= WHAT IS EXPECTED =
The response should contain every record, reproduced exactly.

-------------------------

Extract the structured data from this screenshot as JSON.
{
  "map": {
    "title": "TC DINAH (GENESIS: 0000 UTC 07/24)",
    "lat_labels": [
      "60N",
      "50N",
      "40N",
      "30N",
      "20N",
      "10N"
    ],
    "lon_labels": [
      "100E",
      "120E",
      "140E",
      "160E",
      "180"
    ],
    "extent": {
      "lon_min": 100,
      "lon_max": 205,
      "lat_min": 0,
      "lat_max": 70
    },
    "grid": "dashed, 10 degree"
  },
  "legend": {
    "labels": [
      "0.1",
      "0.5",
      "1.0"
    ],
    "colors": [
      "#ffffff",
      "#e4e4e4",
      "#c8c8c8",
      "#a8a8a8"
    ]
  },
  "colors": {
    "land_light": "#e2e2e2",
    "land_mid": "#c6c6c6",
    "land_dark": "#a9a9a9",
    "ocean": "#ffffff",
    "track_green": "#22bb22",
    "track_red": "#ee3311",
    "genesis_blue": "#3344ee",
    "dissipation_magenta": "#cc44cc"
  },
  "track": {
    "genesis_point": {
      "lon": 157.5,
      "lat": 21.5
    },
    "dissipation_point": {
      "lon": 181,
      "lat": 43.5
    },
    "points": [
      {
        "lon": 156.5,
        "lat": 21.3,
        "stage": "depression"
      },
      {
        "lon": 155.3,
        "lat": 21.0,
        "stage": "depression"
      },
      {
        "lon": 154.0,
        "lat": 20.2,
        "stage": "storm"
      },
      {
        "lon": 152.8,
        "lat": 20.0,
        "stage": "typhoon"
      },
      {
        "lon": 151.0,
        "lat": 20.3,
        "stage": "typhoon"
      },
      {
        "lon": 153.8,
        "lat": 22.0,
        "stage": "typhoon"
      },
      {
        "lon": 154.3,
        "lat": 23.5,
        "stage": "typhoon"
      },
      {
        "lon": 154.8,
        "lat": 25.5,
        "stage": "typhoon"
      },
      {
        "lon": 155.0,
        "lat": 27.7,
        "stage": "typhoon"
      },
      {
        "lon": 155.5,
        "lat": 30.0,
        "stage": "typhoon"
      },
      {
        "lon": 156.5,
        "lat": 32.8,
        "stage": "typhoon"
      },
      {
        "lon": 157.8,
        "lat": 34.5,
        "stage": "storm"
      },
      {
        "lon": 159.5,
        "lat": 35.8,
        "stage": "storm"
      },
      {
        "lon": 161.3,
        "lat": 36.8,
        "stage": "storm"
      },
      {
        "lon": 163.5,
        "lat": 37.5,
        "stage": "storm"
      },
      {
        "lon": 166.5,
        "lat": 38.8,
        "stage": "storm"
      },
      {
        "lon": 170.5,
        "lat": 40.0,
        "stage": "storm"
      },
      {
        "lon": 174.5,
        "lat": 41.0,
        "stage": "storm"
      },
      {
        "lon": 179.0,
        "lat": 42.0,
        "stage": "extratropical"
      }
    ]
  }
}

-------------------------

= TASK RESPONSE =
Extract the structured data from this screenshot as JSON.
{
  "map": {
    "title": "TC DINAH (GENESIS: 0000 UTC 07/24)",
    "lat_labels": [
      "60N",
      "50N",
      "40N",
      "30N",
      "20N",
      "10N"
    ],
    "lon_labels": [
      "100E",
      "120E",
      "140E",
      "160E",
      "180"
    ],
    "extent": {
      "lon_min": 100,
      "lon_max": 205,
      "lat_min": 0,
      "lat_max": 70
    },
    "grid": "dashed, 10 degree"
  },
  "legend": {
    "labels": [
      "0.1",
      "0.5",
      "1.0"
    ],
    "colors": [
      "#ffffff",
      "#e4e4e4",
      "#c8c8c8",
      "#a8a8a8"
    ]
  },
  "colors": {
    "land_light": "#e2e2e2",
    "land_mid": "#c6c6c6",
    "land_dark": "#a9a9a9",
    "ocean": "#ffffff",
    "track_green": "#22bb22",
    "track_red": "#ee3311",
    "genesis_blue": "#3344ee",
    "dissipation_magenta": "#cc44cc"
  },
  "track": {
    "genesis_point": {
      "lon": 157.5,
      "lat": 21.5
    },
    "dissipation_point": {
      "lon": 181,
      "lat": 43.5
    },
    "points": [
      {
        "lon": 156.5,
        "lat": 21.3,
        "stage": "depression"
      },
      {
        "lon": 155.3,
        "lat": 21.0,
        "stage": "depression"
      },
      {
        "lon": 154.0,
        "lat": 20.2,
        "stage": "storm"
      },
      {
        "lon": 152.8,
        "lat": 20.0,
        "stage": "typhoon"
      },
      {
        "lon": 151.0,
        "lat": 20.3,
        "stage": "typhoon"
      },
      {
        "lon": 153.8,
        "lat": 22.0,
        "stage": "typhoon"
      },
      {
        "lon": 154.3,
        "lat": 23.5,
        "stage": "typhoon"
      },
      {
        "lon": 154.8,
        "lat": 25.5,
        "stage": "typhoon"
      },
      {
        "lon": 155.0,
        "lat": 27.7,
        "stage": "typhoon"
      },
      {
        "lon": 155.5,
        "lat": 30.0,
        "stage": "typhoon"
      },
      {
        "lon": 156.5,
        "lat": 32.8,
        "stage": "typhoon"
      },
      {
        "lon": 157.8,
        "lat": 34.5,
        "stage": "storm"
      },
      {
        "lon": 159.5,
        "lat": 35.8,
        "stage": "storm"
      },
      {
        "lon": 161.3,
        "lat": 36.8,
        "stage": "storm"
      },
      {
        "lon": 163.5,
        "lat": 37.5,
        "stage": "storm"
      },
      {
        "lon": 166.5,
        "lat": 38.8,
        "stage": "storm"
      },
      {
        "lon": 170.5,
        "lat": 40.0,
        "stage": "storm"
      },
      {
        "lon": 174.5,
        "lat": 41.0,
        "stage": "storm"
      },
      {
        "lon": 179.0,
        "lat": 42.0,
        "stage": "extratropical"
      }
    ]
  }
}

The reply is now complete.